- _Goal of the exercise_
Carry none of the pictures over; set down the material below exactly.

- _Data supplied_
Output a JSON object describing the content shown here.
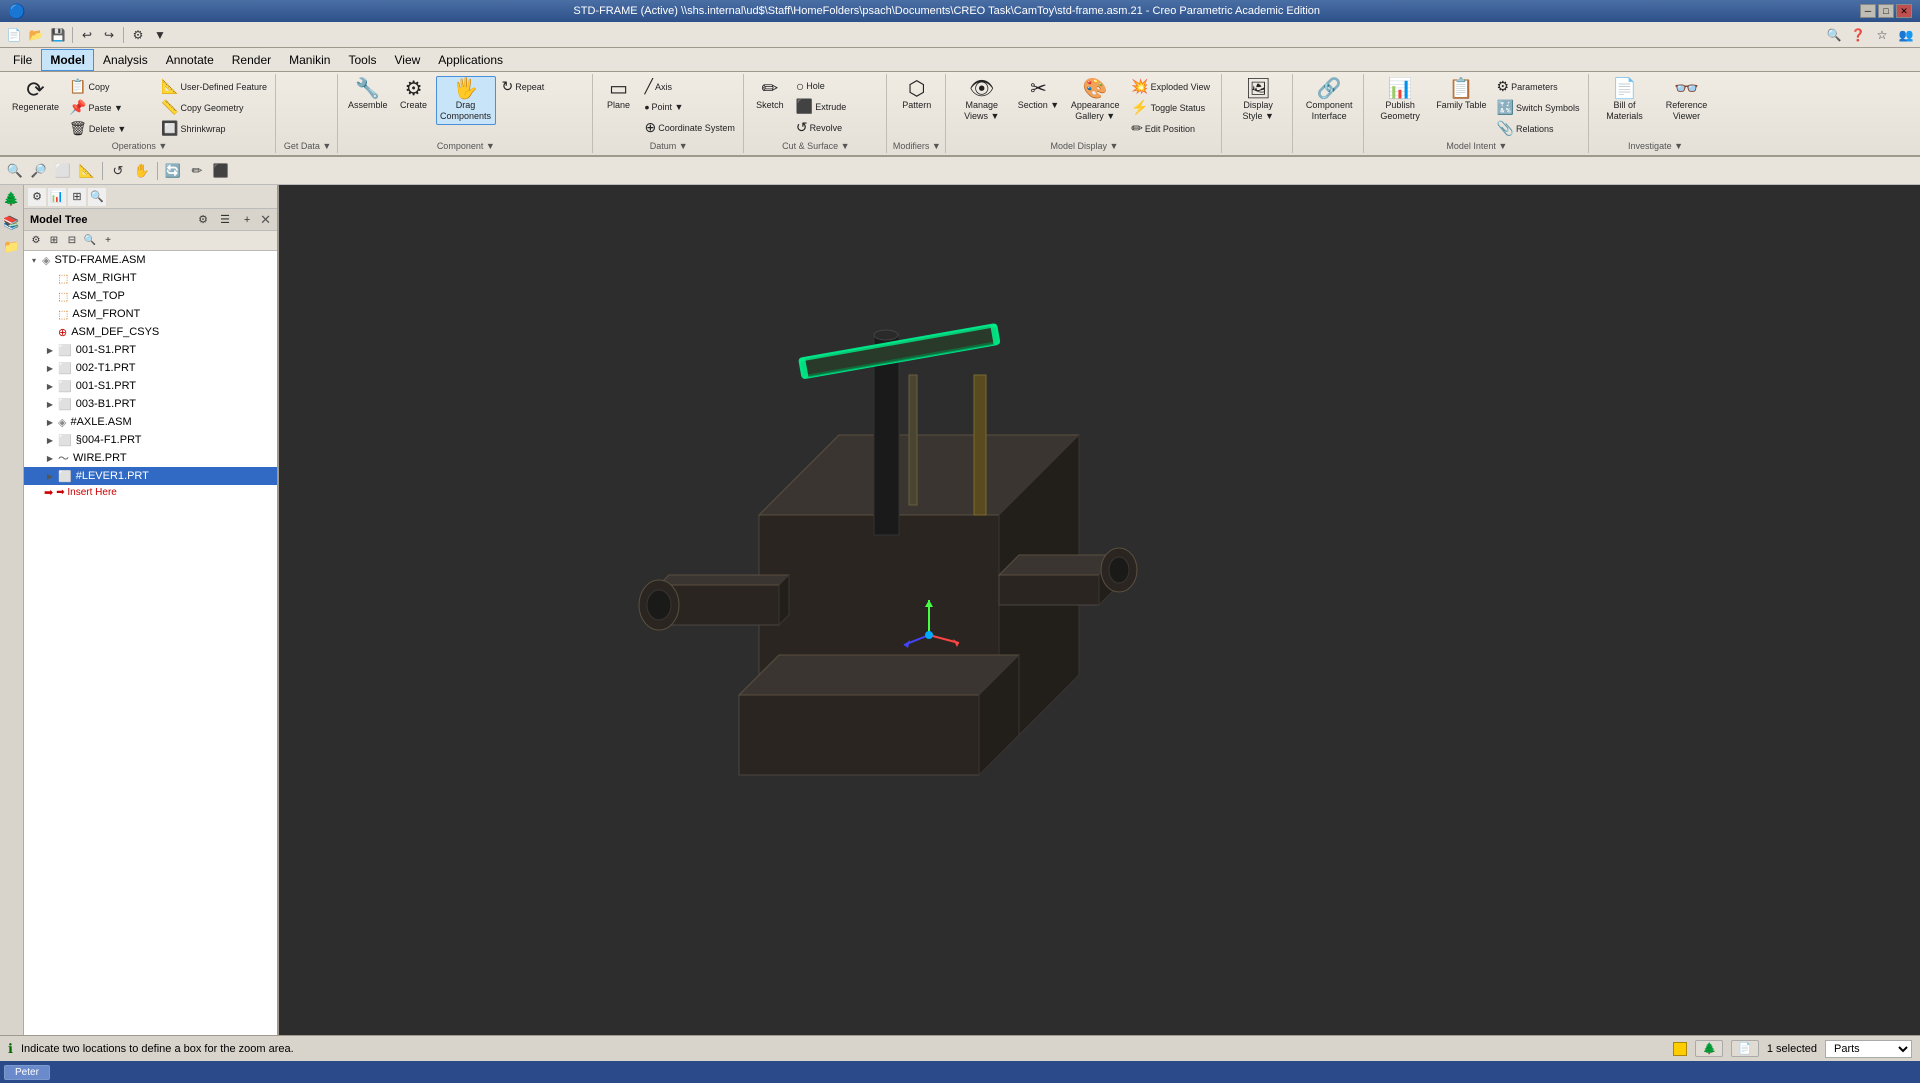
{
  "titlebar": {
    "title": "STD-FRAME (Active) \\\\shs.internal\\ud$\\Staff\\HomeFolders\\psach\\Documents\\CREO Task\\CamToy\\std-frame.asm.21 - Creo Parametric Academic Edition",
    "minimize": "─",
    "maximize": "□",
    "close": "✕"
  },
  "quickaccess": {
    "buttons": [
      "💾",
      "📁",
      "↩",
      "↪"
    ]
  },
  "menubar": {
    "items": [
      "File",
      "Model",
      "Analysis",
      "Annotate",
      "Render",
      "Manikin",
      "Tools",
      "View",
      "Applications"
    ]
  },
  "ribbon": {
    "tabs": [
      "Model",
      "Analysis",
      "Annotate",
      "Render",
      "Manikin",
      "Tools",
      "View",
      "Applications"
    ],
    "active_tab": "Model",
    "groups": [
      {
        "id": "operations",
        "label": "Operations ▼",
        "items": [
          {
            "icon": "⟳",
            "label": "Regenerate",
            "type": "large"
          },
          {
            "small_items": [
              {
                "icon": "📋",
                "label": "Copy"
              },
              {
                "icon": "📌",
                "label": "Paste ▼"
              },
              {
                "icon": "🗑",
                "label": "Delete ▼"
              }
            ]
          },
          {
            "small_items": [
              {
                "icon": "📐",
                "label": "User-Defined Feature"
              },
              {
                "icon": "📏",
                "label": "Copy Geometry"
              },
              {
                "icon": "🔲",
                "label": "Shrinkwrap"
              }
            ]
          }
        ]
      },
      {
        "id": "get-data",
        "label": "Get Data ▼",
        "items": []
      },
      {
        "id": "component",
        "label": "Component ▼",
        "items": [
          {
            "icon": "🔧",
            "label": "Assemble",
            "type": "large"
          },
          {
            "icon": "⚙",
            "label": "Create",
            "type": "large"
          },
          {
            "icon": "🖐",
            "label": "Drag\nComponents",
            "type": "large"
          },
          {
            "small_items": [
              {
                "icon": "↻",
                "label": "Repeat"
              }
            ]
          }
        ]
      },
      {
        "id": "datum",
        "label": "Datum ▼",
        "items": [
          {
            "icon": "▭",
            "label": "Plane",
            "type": "large"
          },
          {
            "small_items": [
              {
                "icon": "╱",
                "label": "Axis"
              },
              {
                "icon": "•",
                "label": "Point ▼"
              },
              {
                "icon": "⊕",
                "label": "Coordinate System"
              }
            ]
          }
        ]
      },
      {
        "id": "cut-surface",
        "label": "Cut & Surface ▼",
        "items": [
          {
            "icon": "✏",
            "label": "Sketch",
            "type": "large"
          },
          {
            "small_items": [
              {
                "icon": "○",
                "label": "Hole"
              },
              {
                "icon": "⬛",
                "label": "Extrude"
              },
              {
                "icon": "↺",
                "label": "Revolve"
              }
            ]
          }
        ]
      },
      {
        "id": "modifiers",
        "label": "Modifiers ▼",
        "items": [
          {
            "icon": "⬡",
            "label": "Pattern",
            "type": "large"
          }
        ]
      },
      {
        "id": "model-display",
        "label": "Model Display ▼",
        "items": [
          {
            "icon": "👁",
            "label": "Manage\nViews ▼",
            "type": "large"
          },
          {
            "icon": "✂",
            "label": "Section ▼",
            "type": "large"
          },
          {
            "icon": "🎨",
            "label": "Appearance\nGallery ▼",
            "type": "large"
          },
          {
            "small_items": [
              {
                "icon": "💥",
                "label": "Exploded View"
              },
              {
                "icon": "⚡",
                "label": "Toggle Status"
              },
              {
                "icon": "✏",
                "label": "Edit Position"
              }
            ]
          }
        ]
      },
      {
        "id": "display-style",
        "label": "",
        "items": [
          {
            "icon": "🖼",
            "label": "Display\nStyle ▼",
            "type": "large"
          }
        ]
      },
      {
        "id": "component-interface",
        "label": "",
        "items": [
          {
            "icon": "🔗",
            "label": "Component\nInterface",
            "type": "large"
          }
        ]
      },
      {
        "id": "model-intent",
        "label": "Model Intent ▼",
        "items": [
          {
            "icon": "📊",
            "label": "Publish\nGeometry",
            "type": "large"
          },
          {
            "icon": "📋",
            "label": "Family\nTable",
            "type": "large"
          },
          {
            "small_items": [
              {
                "icon": "⚙",
                "label": "Parameters"
              },
              {
                "icon": "🔣",
                "label": "Switch Symbols"
              },
              {
                "icon": "📎",
                "label": "Relations"
              }
            ]
          }
        ]
      },
      {
        "id": "investigate",
        "label": "Investigate ▼",
        "items": [
          {
            "icon": "📄",
            "label": "Bill of\nMaterials",
            "type": "large"
          },
          {
            "icon": "👓",
            "label": "Reference\nViewer",
            "type": "large"
          }
        ]
      }
    ]
  },
  "modeldisplay_toolbar": {
    "buttons": [
      "🔍",
      "🔍",
      "📐",
      "⬜",
      "🔲",
      "○",
      "✏",
      "✂",
      "⊕",
      "⚡"
    ]
  },
  "sidebar": {
    "title": "Model Tree",
    "tree_items": [
      {
        "id": "std-frame-asm",
        "label": "STD-FRAME.ASM",
        "icon": "asm",
        "indent": 0,
        "expanded": true
      },
      {
        "id": "asm-right",
        "label": "ASM_RIGHT",
        "icon": "plane",
        "indent": 1
      },
      {
        "id": "asm-top",
        "label": "ASM_TOP",
        "icon": "plane",
        "indent": 1
      },
      {
        "id": "asm-front",
        "label": "ASM_FRONT",
        "icon": "plane",
        "indent": 1
      },
      {
        "id": "asm-def-csys",
        "label": "ASM_DEF_CSYS",
        "icon": "coord",
        "indent": 1
      },
      {
        "id": "001-s1-prt-1",
        "label": "001-S1.PRT",
        "icon": "part",
        "indent": 1,
        "expandable": true
      },
      {
        "id": "002-t1-prt",
        "label": "002-T1.PRT",
        "icon": "part",
        "indent": 1,
        "expandable": true
      },
      {
        "id": "001-s1-prt-2",
        "label": "001-S1.PRT",
        "icon": "part",
        "indent": 1,
        "expandable": true
      },
      {
        "id": "003-b1-prt",
        "label": "003-B1.PRT",
        "icon": "part",
        "indent": 1,
        "expandable": true
      },
      {
        "id": "axle-asm",
        "label": "#AXLE.ASM",
        "icon": "asm",
        "indent": 1,
        "expandable": true
      },
      {
        "id": "004-f1-prt",
        "label": "§004-F1.PRT",
        "icon": "part",
        "indent": 1,
        "expandable": true
      },
      {
        "id": "wire-prt",
        "label": "WIRE.PRT",
        "icon": "wire",
        "indent": 1,
        "expandable": true
      },
      {
        "id": "lever1-prt",
        "label": "#LEVER1.PRT",
        "icon": "part",
        "indent": 1,
        "expandable": true,
        "selected": true
      }
    ],
    "insert_here": "➡ Insert Here"
  },
  "viewport": {
    "bg_color": "#2a2a2a"
  },
  "statusbar": {
    "icon": "ℹ",
    "message": "Indicate two locations to define a box for the zoom area.",
    "selected_count": "1 selected",
    "filter": "Parts"
  },
  "taskbar": {
    "items": [
      "Peter"
    ]
  },
  "colors": {
    "accent_blue": "#4a90d9",
    "selected_blue": "#316ac5",
    "title_gradient_start": "#4a6fa5",
    "title_gradient_end": "#2d5089",
    "body_bg": "#d4d0c8",
    "ribbon_bg": "#f0ece4",
    "model_dark": "#2d2d2d",
    "model_medium": "#3d3530",
    "highlight_green": "#00ff88"
  }
}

- _Answer to the exercise_
Output a JSON object describing the content shown here.
{
  "titlebar": {
    "title": "STD-FRAME (Active) \\\\shs.internal\\ud$\\Staff\\HomeFolders\\psach\\Documents\\CREO Task\\CamToy\\std-frame.asm.21 - Creo Parametric Academic Edition",
    "minimize": "─",
    "maximize": "□",
    "close": "✕"
  },
  "quickaccess": {
    "buttons": [
      "💾",
      "📁",
      "↩",
      "↪"
    ]
  },
  "menubar": {
    "items": [
      "File",
      "Model",
      "Analysis",
      "Annotate",
      "Render",
      "Manikin",
      "Tools",
      "View",
      "Applications"
    ]
  },
  "ribbon": {
    "tabs": [
      "Model",
      "Analysis",
      "Annotate",
      "Render",
      "Manikin",
      "Tools",
      "View",
      "Applications"
    ],
    "active_tab": "Model",
    "groups": [
      {
        "id": "operations",
        "label": "Operations ▼",
        "items": [
          {
            "icon": "⟳",
            "label": "Regenerate",
            "type": "large"
          },
          {
            "small_items": [
              {
                "icon": "📋",
                "label": "Copy"
              },
              {
                "icon": "📌",
                "label": "Paste ▼"
              },
              {
                "icon": "🗑",
                "label": "Delete ▼"
              }
            ]
          },
          {
            "small_items": [
              {
                "icon": "📐",
                "label": "User-Defined Feature"
              },
              {
                "icon": "📏",
                "label": "Copy Geometry"
              },
              {
                "icon": "🔲",
                "label": "Shrinkwrap"
              }
            ]
          }
        ]
      },
      {
        "id": "get-data",
        "label": "Get Data ▼",
        "items": []
      },
      {
        "id": "component",
        "label": "Component ▼",
        "items": [
          {
            "icon": "🔧",
            "label": "Assemble",
            "type": "large"
          },
          {
            "icon": "⚙",
            "label": "Create",
            "type": "large"
          },
          {
            "icon": "🖐",
            "label": "Drag\nComponents",
            "type": "large"
          },
          {
            "small_items": [
              {
                "icon": "↻",
                "label": "Repeat"
              }
            ]
          }
        ]
      },
      {
        "id": "datum",
        "label": "Datum ▼",
        "items": [
          {
            "icon": "▭",
            "label": "Plane",
            "type": "large"
          },
          {
            "small_items": [
              {
                "icon": "╱",
                "label": "Axis"
              },
              {
                "icon": "•",
                "label": "Point ▼"
              },
              {
                "icon": "⊕",
                "label": "Coordinate System"
              }
            ]
          }
        ]
      },
      {
        "id": "cut-surface",
        "label": "Cut & Surface ▼",
        "items": [
          {
            "icon": "✏",
            "label": "Sketch",
            "type": "large"
          },
          {
            "small_items": [
              {
                "icon": "○",
                "label": "Hole"
              },
              {
                "icon": "⬛",
                "label": "Extrude"
              },
              {
                "icon": "↺",
                "label": "Revolve"
              }
            ]
          }
        ]
      },
      {
        "id": "modifiers",
        "label": "Modifiers ▼",
        "items": [
          {
            "icon": "⬡",
            "label": "Pattern",
            "type": "large"
          }
        ]
      },
      {
        "id": "model-display",
        "label": "Model Display ▼",
        "items": [
          {
            "icon": "👁",
            "label": "Manage\nViews ▼",
            "type": "large"
          },
          {
            "icon": "✂",
            "label": "Section ▼",
            "type": "large"
          },
          {
            "icon": "🎨",
            "label": "Appearance\nGallery ▼",
            "type": "large"
          },
          {
            "small_items": [
              {
                "icon": "💥",
                "label": "Exploded View"
              },
              {
                "icon": "⚡",
                "label": "Toggle Status"
              },
              {
                "icon": "✏",
                "label": "Edit Position"
              }
            ]
          }
        ]
      },
      {
        "id": "display-style",
        "label": "",
        "items": [
          {
            "icon": "🖼",
            "label": "Display\nStyle ▼",
            "type": "large"
          }
        ]
      },
      {
        "id": "component-interface",
        "label": "",
        "items": [
          {
            "icon": "🔗",
            "label": "Component\nInterface",
            "type": "large"
          }
        ]
      },
      {
        "id": "model-intent",
        "label": "Model Intent ▼",
        "items": [
          {
            "icon": "📊",
            "label": "Publish\nGeometry",
            "type": "large"
          },
          {
            "icon": "📋",
            "label": "Family\nTable",
            "type": "large"
          },
          {
            "small_items": [
              {
                "icon": "⚙",
                "label": "Parameters"
              },
              {
                "icon": "🔣",
                "label": "Switch Symbols"
              },
              {
                "icon": "📎",
                "label": "Relations"
              }
            ]
          }
        ]
      },
      {
        "id": "investigate",
        "label": "Investigate ▼",
        "items": [
          {
            "icon": "📄",
            "label": "Bill of\nMaterials",
            "type": "large"
          },
          {
            "icon": "👓",
            "label": "Reference\nViewer",
            "type": "large"
          }
        ]
      }
    ]
  },
  "modeldisplay_toolbar": {
    "buttons": [
      "🔍",
      "🔍",
      "📐",
      "⬜",
      "🔲",
      "○",
      "✏",
      "✂",
      "⊕",
      "⚡"
    ]
  },
  "sidebar": {
    "title": "Model Tree",
    "tree_items": [
      {
        "id": "std-frame-asm",
        "label": "STD-FRAME.ASM",
        "icon": "asm",
        "indent": 0,
        "expanded": true
      },
      {
        "id": "asm-right",
        "label": "ASM_RIGHT",
        "icon": "plane",
        "indent": 1
      },
      {
        "id": "asm-top",
        "label": "ASM_TOP",
        "icon": "plane",
        "indent": 1
      },
      {
        "id": "asm-front",
        "label": "ASM_FRONT",
        "icon": "plane",
        "indent": 1
      },
      {
        "id": "asm-def-csys",
        "label": "ASM_DEF_CSYS",
        "icon": "coord",
        "indent": 1
      },
      {
        "id": "001-s1-prt-1",
        "label": "001-S1.PRT",
        "icon": "part",
        "indent": 1,
        "expandable": true
      },
      {
        "id": "002-t1-prt",
        "label": "002-T1.PRT",
        "icon": "part",
        "indent": 1,
        "expandable": true
      },
      {
        "id": "001-s1-prt-2",
        "label": "001-S1.PRT",
        "icon": "part",
        "indent": 1,
        "expandable": true
      },
      {
        "id": "003-b1-prt",
        "label": "003-B1.PRT",
        "icon": "part",
        "indent": 1,
        "expandable": true
      },
      {
        "id": "axle-asm",
        "label": "#AXLE.ASM",
        "icon": "asm",
        "indent": 1,
        "expandable": true
      },
      {
        "id": "004-f1-prt",
        "label": "§004-F1.PRT",
        "icon": "part",
        "indent": 1,
        "expandable": true
      },
      {
        "id": "wire-prt",
        "label": "WIRE.PRT",
        "icon": "wire",
        "indent": 1,
        "expandable": true
      },
      {
        "id": "lever1-prt",
        "label": "#LEVER1.PRT",
        "icon": "part",
        "indent": 1,
        "expandable": true,
        "selected": true
      }
    ],
    "insert_here": "➡ Insert Here"
  },
  "viewport": {
    "bg_color": "#2a2a2a"
  },
  "statusbar": {
    "icon": "ℹ",
    "message": "Indicate two locations to define a box for the zoom area.",
    "selected_count": "1 selected",
    "filter": "Parts"
  },
  "taskbar": {
    "items": [
      "Peter"
    ]
  },
  "colors": {
    "accent_blue": "#4a90d9",
    "selected_blue": "#316ac5",
    "title_gradient_start": "#4a6fa5",
    "title_gradient_end": "#2d5089",
    "body_bg": "#d4d0c8",
    "ribbon_bg": "#f0ece4",
    "model_dark": "#2d2d2d",
    "model_medium": "#3d3530",
    "highlight_green": "#00ff88"
  }
}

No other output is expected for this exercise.